Annotated element entries:
--------------------------------------------------

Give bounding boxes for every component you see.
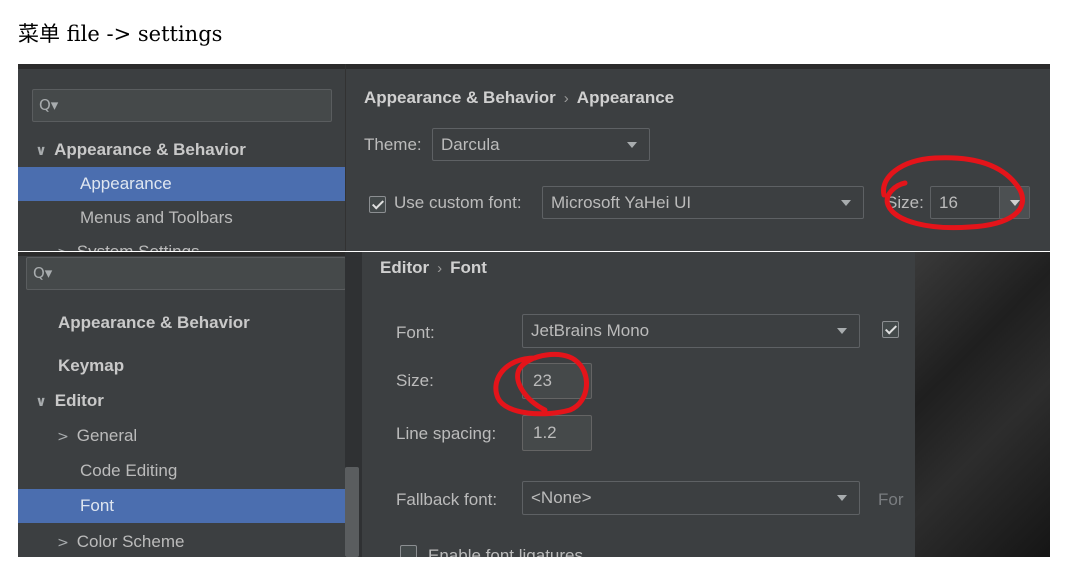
ui-size-label: Size: — [886, 193, 924, 212]
fallback-font-label: Fallback font: — [396, 490, 498, 509]
sidebar-scrollbar[interactable] — [345, 467, 359, 557]
use-custom-font-checkbox[interactable] — [369, 196, 386, 213]
tree-item-label: System Settings — [77, 242, 200, 251]
chevron-down-icon: ∨ — [35, 394, 47, 410]
tree-item-appearance-behavior[interactable]: Appearance & Behavior — [18, 306, 345, 340]
line-spacing-input[interactable]: 1.2 — [522, 415, 592, 451]
line-spacing-label: Line spacing: — [396, 424, 497, 443]
font-size-label: Size: — [396, 371, 434, 390]
chevron-down-icon — [839, 187, 853, 218]
tree-item-label: Appearance & Behavior — [54, 140, 246, 159]
tree-item-label: Keymap — [58, 356, 125, 375]
chevron-right-icon: > — [57, 429, 69, 445]
tree-item-label: Menus and Toolbars — [80, 208, 233, 227]
settings-panel-editor-font: Q▾ Appearance & Behavior Keymap ∨ Editor… — [18, 252, 1050, 557]
ui-size-value: 16 — [939, 193, 958, 212]
tree-item-general[interactable]: > General — [18, 419, 345, 453]
custom-font-value: Microsoft YaHei UI — [551, 193, 692, 212]
breadcrumb: Editor › Font — [380, 258, 487, 278]
chevron-right-icon: > — [57, 535, 69, 551]
settings-search-input[interactable]: Q▾ — [32, 89, 332, 122]
panel-top-edge — [18, 64, 345, 69]
tree-item-color-scheme[interactable]: > Color Scheme — [18, 525, 345, 557]
tree-item-editor[interactable]: ∨ Editor — [18, 384, 345, 418]
tree-item-label: Code Editing — [80, 461, 178, 480]
tree-item-font[interactable]: Font — [18, 489, 345, 523]
font-select[interactable]: JetBrains Mono — [522, 314, 860, 348]
tree-item-appearance[interactable]: Appearance — [18, 167, 345, 201]
chevron-down-icon — [835, 315, 849, 346]
tree-item-menus-toolbars[interactable]: Menus and Toolbars — [18, 201, 345, 235]
tree-item-system-settings[interactable]: > System Settings — [18, 235, 345, 251]
chevron-down-icon: ∨ — [35, 143, 47, 159]
tree-item-label: Appearance — [80, 174, 172, 193]
settings-panel-appearance: Q▾ ∨ Appearance & Behavior Appearance Me… — [18, 64, 1050, 251]
theme-label: Theme: — [364, 135, 422, 154]
tree-item-code-editing[interactable]: Code Editing — [18, 454, 345, 488]
enable-ligatures-checkbox[interactable] — [400, 545, 417, 557]
chevron-down-icon — [835, 482, 849, 513]
breadcrumb-current: Appearance — [576, 88, 675, 107]
tree-item-keymap[interactable]: Keymap — [18, 349, 345, 383]
ui-size-combo[interactable]: 16 — [930, 186, 1030, 219]
tree-item-appearance-behavior[interactable]: ∨ Appearance & Behavior — [18, 133, 345, 167]
use-custom-font-label[interactable]: Use custom font: — [394, 193, 522, 213]
settings-search-input[interactable]: Q▾ — [26, 257, 346, 290]
fallback-font-select[interactable]: <None> — [522, 481, 860, 515]
font-label: Font: — [396, 323, 435, 342]
breadcrumb-separator: › — [563, 90, 569, 107]
chevron-down-icon — [625, 129, 639, 160]
settings-content: Editor › Font Font: JetBrains Mono Size: 2… — [362, 252, 915, 557]
search-icon: Q▾ — [33, 264, 53, 282]
background-desktop — [915, 252, 1050, 557]
breadcrumb: Appearance & Behavior › Appearance — [364, 88, 674, 108]
tree-item-label: Color Scheme — [76, 532, 185, 551]
settings-content: Appearance & Behavior › Appearance Theme: … — [346, 64, 1050, 251]
panel-top-edge — [346, 64, 1050, 69]
enable-ligatures-label[interactable]: Enable font ligatures — [428, 546, 583, 557]
settings-sidebar: Q▾ ∨ Appearance & Behavior Appearance Me… — [18, 64, 345, 251]
fallback-font-value: <None> — [531, 488, 592, 507]
dropdown-arrow-icon[interactable] — [999, 187, 1029, 218]
settings-sidebar: Q▾ Appearance & Behavior Keymap ∨ Editor… — [18, 252, 362, 557]
fallback-font-note: For — [878, 490, 904, 509]
font-value: JetBrains Mono — [531, 321, 650, 340]
font-size-input[interactable]: 23 — [522, 363, 592, 399]
panel-top-edge — [18, 252, 362, 256]
tree-item-label: Appearance & Behavior — [58, 313, 250, 332]
theme-value: Darcula — [441, 135, 500, 154]
breadcrumb-current: Font — [450, 258, 487, 277]
show-only-monospaced-checkbox[interactable] — [882, 321, 899, 338]
breadcrumb-parent[interactable]: Appearance & Behavior — [364, 88, 556, 107]
breadcrumb-separator: › — [437, 260, 443, 277]
tree-item-label: General — [76, 426, 138, 445]
search-icon: Q▾ — [39, 96, 59, 114]
chevron-right-icon: > — [54, 236, 72, 251]
theme-select[interactable]: Darcula — [432, 128, 650, 161]
custom-font-select[interactable]: Microsoft YaHei UI — [542, 186, 864, 219]
caption-text: 菜单 file -> settings — [18, 22, 223, 46]
breadcrumb-parent[interactable]: Editor — [380, 258, 429, 277]
tree-item-label: Editor — [54, 391, 104, 410]
tree-item-label: Font — [80, 496, 115, 515]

--------------------------------------------------

*WHAT YOU HAVE TO DO:*
Repeat the data between the line holding "ui-size-label: Size: — [886, 193, 924, 212]" and the line holding "font-size-label: Size: — [396, 371, 434, 390]", inclusive, with no changes.

*THE OUTPUT:*
ui-size-label: Size: — [886, 193, 924, 212]
fallback-font-label: Fallback font: — [396, 490, 498, 509]
sidebar-scrollbar[interactable] — [345, 467, 359, 557]
use-custom-font-checkbox[interactable] — [369, 196, 386, 213]
tree-item-label: System Settings — [77, 242, 200, 251]
chevron-down-icon: ∨ — [35, 394, 47, 410]
tree-item-appearance-behavior[interactable]: Appearance & Behavior — [18, 306, 345, 340]
line-spacing-input[interactable]: 1.2 — [522, 415, 592, 451]
line-spacing-label: Line spacing: — [396, 424, 497, 443]
font-size-label: Size: — [396, 371, 434, 390]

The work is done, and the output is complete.